#### [Task]
Exclude images, then output the remaining data verbatim.
══ Exercise material
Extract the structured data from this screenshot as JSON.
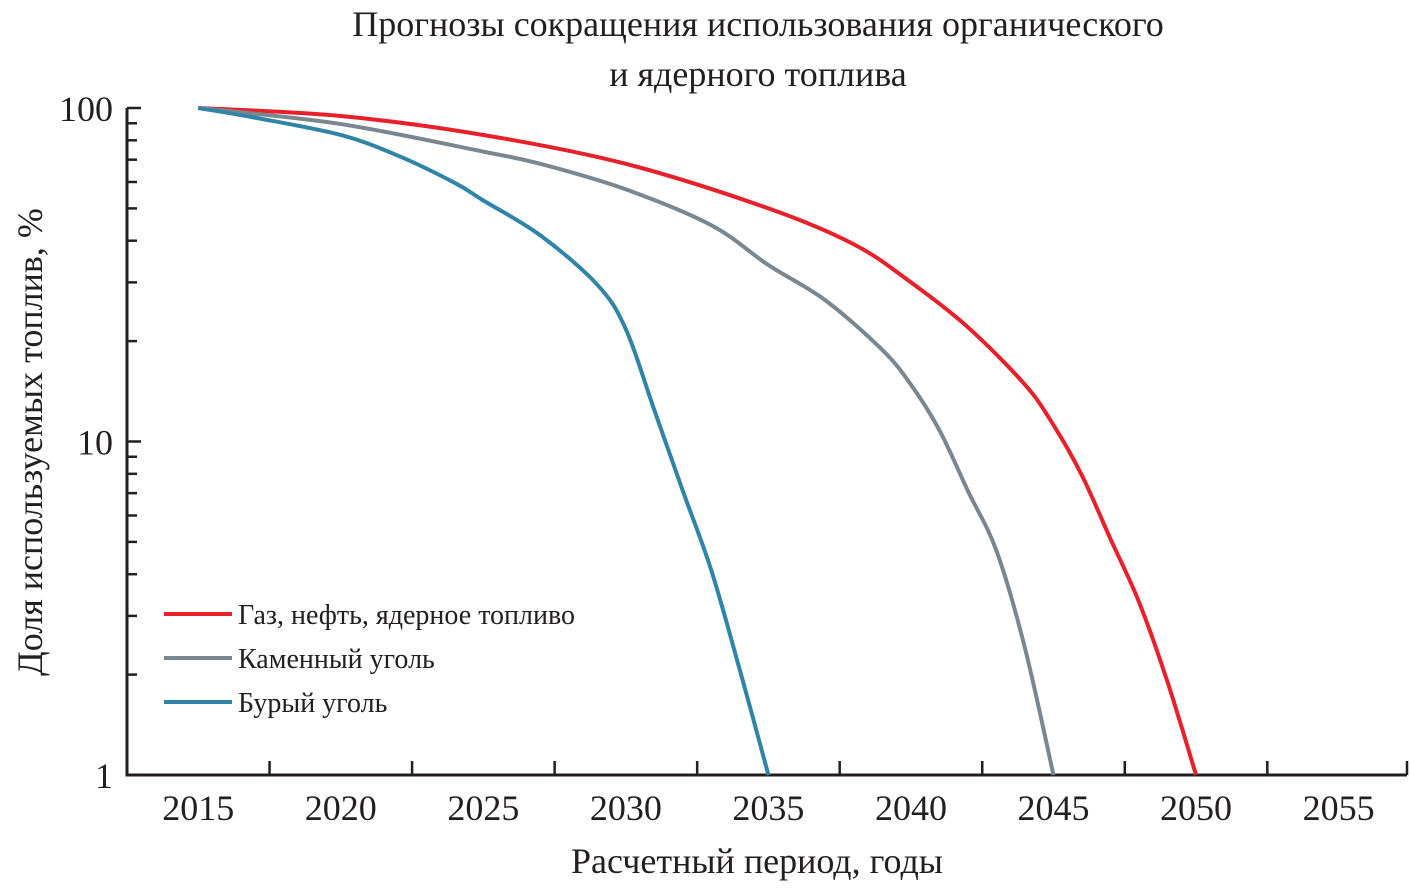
{
  "chart_data": {
    "type": "line",
    "title_lines": [
      "Прогнозы сокращения использования органического",
      "и ядерного топлива"
    ],
    "xlabel": "Расчетный период, годы",
    "ylabel": "Доля используемых топлив, %",
    "xlim": [
      2012.5,
      2057.4
    ],
    "ylim": [
      1,
      100
    ],
    "yscale": "log",
    "x_ticks": [
      2015,
      2020,
      2025,
      2030,
      2035,
      2040,
      2045,
      2050,
      2055
    ],
    "y_ticks": [
      1,
      10,
      100
    ],
    "y_tick_labels": [
      "1",
      "10",
      "100"
    ],
    "grid": false,
    "legend_position": "lower-left",
    "series": [
      {
        "name": "Газ, нефть, ядерное топливо",
        "color": "#e8202a",
        "x": [
          2015,
          2020,
          2025,
          2030,
          2035,
          2038,
          2040,
          2042,
          2044,
          2045,
          2046,
          2047,
          2048,
          2049,
          2050
        ],
        "y": [
          100,
          94.6,
          83,
          68,
          50,
          39,
          30,
          22,
          14.8,
          11.2,
          7.9,
          5.1,
          3.3,
          1.9,
          1
        ]
      },
      {
        "name": "Каменный уголь",
        "color": "#7a8790",
        "x": [
          2015,
          2020,
          2025,
          2027,
          2030,
          2033,
          2035,
          2037,
          2039,
          2040,
          2041,
          2042,
          2043,
          2044,
          2045
        ],
        "y": [
          100,
          89.5,
          74,
          68,
          57,
          44.5,
          33.8,
          26.5,
          18.8,
          14.8,
          10.8,
          7.1,
          4.7,
          2.4,
          1
        ]
      },
      {
        "name": "Бурый уголь",
        "color": "#2f84a8",
        "x": [
          2015,
          2017,
          2020,
          2022,
          2024,
          2025,
          2027,
          2029,
          2030,
          2031,
          2032,
          2033,
          2034,
          2035
        ],
        "y": [
          100,
          93.5,
          83,
          72,
          59.6,
          52.8,
          41.5,
          29.5,
          21.7,
          12.4,
          7.1,
          4.1,
          2.06,
          1
        ]
      }
    ]
  }
}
════
#### [Answer to the problem]
Extract the structured data from this screenshot as JSON.
{
  "chart_data": {
    "type": "line",
    "title_lines": [
      "Прогнозы сокращения использования органического",
      "и ядерного топлива"
    ],
    "xlabel": "Расчетный период, годы",
    "ylabel": "Доля используемых топлив, %",
    "xlim": [
      2012.5,
      2057.4
    ],
    "ylim": [
      1,
      100
    ],
    "yscale": "log",
    "x_ticks": [
      2015,
      2020,
      2025,
      2030,
      2035,
      2040,
      2045,
      2050,
      2055
    ],
    "y_ticks": [
      1,
      10,
      100
    ],
    "y_tick_labels": [
      "1",
      "10",
      "100"
    ],
    "grid": false,
    "legend_position": "lower-left",
    "series": [
      {
        "name": "Газ, нефть, ядерное топливо",
        "color": "#e8202a",
        "x": [
          2015,
          2020,
          2025,
          2030,
          2035,
          2038,
          2040,
          2042,
          2044,
          2045,
          2046,
          2047,
          2048,
          2049,
          2050
        ],
        "y": [
          100,
          94.6,
          83,
          68,
          50,
          39,
          30,
          22,
          14.8,
          11.2,
          7.9,
          5.1,
          3.3,
          1.9,
          1
        ]
      },
      {
        "name": "Каменный уголь",
        "color": "#7a8790",
        "x": [
          2015,
          2020,
          2025,
          2027,
          2030,
          2033,
          2035,
          2037,
          2039,
          2040,
          2041,
          2042,
          2043,
          2044,
          2045
        ],
        "y": [
          100,
          89.5,
          74,
          68,
          57,
          44.5,
          33.8,
          26.5,
          18.8,
          14.8,
          10.8,
          7.1,
          4.7,
          2.4,
          1
        ]
      },
      {
        "name": "Бурый уголь",
        "color": "#2f84a8",
        "x": [
          2015,
          2017,
          2020,
          2022,
          2024,
          2025,
          2027,
          2029,
          2030,
          2031,
          2032,
          2033,
          2034,
          2035
        ],
        "y": [
          100,
          93.5,
          83,
          72,
          59.6,
          52.8,
          41.5,
          29.5,
          21.7,
          12.4,
          7.1,
          4.1,
          2.06,
          1
        ]
      }
    ]
  }
}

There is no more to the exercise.